[Problem description]:
Across the listing below, count the lines that mention the string "交货方法". Reply with the figure only.

[Material shown]:
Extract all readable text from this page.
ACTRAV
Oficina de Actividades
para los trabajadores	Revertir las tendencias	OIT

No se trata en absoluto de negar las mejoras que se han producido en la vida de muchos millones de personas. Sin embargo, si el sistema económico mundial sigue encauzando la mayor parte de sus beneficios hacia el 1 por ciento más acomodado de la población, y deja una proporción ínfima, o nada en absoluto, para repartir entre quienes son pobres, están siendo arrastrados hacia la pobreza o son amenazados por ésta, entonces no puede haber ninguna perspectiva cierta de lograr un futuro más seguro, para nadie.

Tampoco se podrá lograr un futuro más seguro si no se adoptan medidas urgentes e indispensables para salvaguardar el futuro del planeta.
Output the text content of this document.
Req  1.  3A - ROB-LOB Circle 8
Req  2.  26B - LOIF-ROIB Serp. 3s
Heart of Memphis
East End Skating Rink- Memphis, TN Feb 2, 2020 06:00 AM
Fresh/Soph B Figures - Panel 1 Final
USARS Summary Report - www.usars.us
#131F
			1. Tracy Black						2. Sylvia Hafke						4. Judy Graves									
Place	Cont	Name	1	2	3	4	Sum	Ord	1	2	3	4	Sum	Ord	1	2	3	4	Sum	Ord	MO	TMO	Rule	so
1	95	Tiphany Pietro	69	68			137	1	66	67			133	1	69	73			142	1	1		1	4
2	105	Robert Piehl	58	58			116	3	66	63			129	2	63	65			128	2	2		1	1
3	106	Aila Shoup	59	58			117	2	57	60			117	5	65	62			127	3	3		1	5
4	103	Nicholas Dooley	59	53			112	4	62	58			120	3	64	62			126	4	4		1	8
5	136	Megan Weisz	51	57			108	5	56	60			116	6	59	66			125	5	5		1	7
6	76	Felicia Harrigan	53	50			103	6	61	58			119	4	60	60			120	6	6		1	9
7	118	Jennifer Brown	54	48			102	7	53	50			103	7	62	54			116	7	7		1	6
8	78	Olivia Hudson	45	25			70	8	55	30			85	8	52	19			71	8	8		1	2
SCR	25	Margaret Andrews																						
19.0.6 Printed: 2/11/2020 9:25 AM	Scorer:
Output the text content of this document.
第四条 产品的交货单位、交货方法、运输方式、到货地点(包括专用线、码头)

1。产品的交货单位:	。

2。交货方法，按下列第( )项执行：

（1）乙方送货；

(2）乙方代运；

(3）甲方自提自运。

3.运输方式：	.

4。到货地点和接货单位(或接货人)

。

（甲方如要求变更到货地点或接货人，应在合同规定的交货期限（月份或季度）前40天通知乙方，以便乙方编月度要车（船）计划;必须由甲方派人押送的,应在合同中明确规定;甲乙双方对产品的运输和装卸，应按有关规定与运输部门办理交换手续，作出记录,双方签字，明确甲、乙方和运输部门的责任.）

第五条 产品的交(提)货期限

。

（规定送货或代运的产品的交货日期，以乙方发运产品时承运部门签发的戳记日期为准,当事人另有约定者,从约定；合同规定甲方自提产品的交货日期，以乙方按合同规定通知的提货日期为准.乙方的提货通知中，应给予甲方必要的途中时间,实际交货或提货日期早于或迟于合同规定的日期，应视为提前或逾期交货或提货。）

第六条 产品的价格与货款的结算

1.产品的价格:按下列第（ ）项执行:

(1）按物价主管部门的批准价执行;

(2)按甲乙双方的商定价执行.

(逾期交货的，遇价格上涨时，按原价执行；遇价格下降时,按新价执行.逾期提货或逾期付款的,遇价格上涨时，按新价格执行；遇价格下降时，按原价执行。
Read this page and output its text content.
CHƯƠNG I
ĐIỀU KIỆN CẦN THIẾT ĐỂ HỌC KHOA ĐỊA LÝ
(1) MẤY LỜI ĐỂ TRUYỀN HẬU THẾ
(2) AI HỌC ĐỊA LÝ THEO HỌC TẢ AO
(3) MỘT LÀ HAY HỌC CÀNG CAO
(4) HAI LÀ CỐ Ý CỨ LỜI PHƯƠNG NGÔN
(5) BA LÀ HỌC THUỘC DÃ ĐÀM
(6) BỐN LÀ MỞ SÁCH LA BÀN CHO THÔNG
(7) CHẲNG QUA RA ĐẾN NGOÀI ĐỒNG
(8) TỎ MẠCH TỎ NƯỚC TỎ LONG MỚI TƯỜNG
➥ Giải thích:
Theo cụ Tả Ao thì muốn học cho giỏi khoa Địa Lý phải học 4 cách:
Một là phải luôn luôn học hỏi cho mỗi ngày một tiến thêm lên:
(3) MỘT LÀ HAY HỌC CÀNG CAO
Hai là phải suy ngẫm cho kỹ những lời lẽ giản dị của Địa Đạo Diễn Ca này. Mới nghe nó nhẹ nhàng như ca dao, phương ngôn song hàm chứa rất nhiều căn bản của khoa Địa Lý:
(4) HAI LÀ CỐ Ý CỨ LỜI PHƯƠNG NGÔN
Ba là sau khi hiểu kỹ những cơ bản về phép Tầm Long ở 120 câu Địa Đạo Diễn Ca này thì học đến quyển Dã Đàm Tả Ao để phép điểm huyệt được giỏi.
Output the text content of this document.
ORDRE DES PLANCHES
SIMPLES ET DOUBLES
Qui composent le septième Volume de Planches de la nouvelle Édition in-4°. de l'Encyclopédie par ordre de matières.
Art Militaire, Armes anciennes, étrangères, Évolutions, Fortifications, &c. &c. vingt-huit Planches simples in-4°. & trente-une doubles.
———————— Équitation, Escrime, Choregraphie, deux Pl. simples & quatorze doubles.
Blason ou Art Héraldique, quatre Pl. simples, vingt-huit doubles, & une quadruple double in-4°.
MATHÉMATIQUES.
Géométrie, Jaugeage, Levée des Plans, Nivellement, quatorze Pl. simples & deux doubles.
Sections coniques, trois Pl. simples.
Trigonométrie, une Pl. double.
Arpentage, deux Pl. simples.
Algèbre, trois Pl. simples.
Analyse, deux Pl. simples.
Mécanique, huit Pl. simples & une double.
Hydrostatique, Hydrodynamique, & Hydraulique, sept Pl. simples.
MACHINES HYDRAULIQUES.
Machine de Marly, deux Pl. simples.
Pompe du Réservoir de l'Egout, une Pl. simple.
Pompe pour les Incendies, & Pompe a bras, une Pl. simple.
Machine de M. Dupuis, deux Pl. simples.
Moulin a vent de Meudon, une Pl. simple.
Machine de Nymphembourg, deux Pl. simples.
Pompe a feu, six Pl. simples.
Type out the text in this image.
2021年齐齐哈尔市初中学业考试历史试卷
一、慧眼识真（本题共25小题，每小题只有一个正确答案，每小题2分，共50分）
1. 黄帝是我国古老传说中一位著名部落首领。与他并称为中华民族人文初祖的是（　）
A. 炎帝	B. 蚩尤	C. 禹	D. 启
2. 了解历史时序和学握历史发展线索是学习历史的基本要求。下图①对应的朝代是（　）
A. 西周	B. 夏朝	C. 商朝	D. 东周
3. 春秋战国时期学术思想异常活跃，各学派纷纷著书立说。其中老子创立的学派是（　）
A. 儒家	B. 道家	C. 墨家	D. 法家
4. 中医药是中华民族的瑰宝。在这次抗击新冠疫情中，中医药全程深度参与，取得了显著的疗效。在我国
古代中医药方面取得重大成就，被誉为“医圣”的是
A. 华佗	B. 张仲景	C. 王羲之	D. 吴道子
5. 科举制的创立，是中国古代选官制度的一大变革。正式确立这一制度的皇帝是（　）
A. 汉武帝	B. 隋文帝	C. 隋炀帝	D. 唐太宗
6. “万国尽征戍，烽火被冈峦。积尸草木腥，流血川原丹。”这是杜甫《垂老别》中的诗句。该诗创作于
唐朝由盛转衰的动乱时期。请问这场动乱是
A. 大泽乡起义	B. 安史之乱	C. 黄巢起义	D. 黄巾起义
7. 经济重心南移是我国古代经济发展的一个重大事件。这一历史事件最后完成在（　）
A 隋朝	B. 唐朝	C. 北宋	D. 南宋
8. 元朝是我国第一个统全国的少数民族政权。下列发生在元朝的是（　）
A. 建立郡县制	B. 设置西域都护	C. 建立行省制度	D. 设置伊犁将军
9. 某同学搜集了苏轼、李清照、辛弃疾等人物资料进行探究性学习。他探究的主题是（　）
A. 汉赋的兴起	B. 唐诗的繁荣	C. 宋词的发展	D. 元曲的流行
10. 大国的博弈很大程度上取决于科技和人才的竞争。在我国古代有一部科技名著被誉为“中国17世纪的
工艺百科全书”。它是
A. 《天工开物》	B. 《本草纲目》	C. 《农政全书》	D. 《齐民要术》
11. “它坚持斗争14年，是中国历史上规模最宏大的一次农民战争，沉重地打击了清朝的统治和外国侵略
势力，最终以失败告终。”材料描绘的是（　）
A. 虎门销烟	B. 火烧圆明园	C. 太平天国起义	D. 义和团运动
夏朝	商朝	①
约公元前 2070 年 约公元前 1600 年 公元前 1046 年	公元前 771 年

[Exercise answer]:
2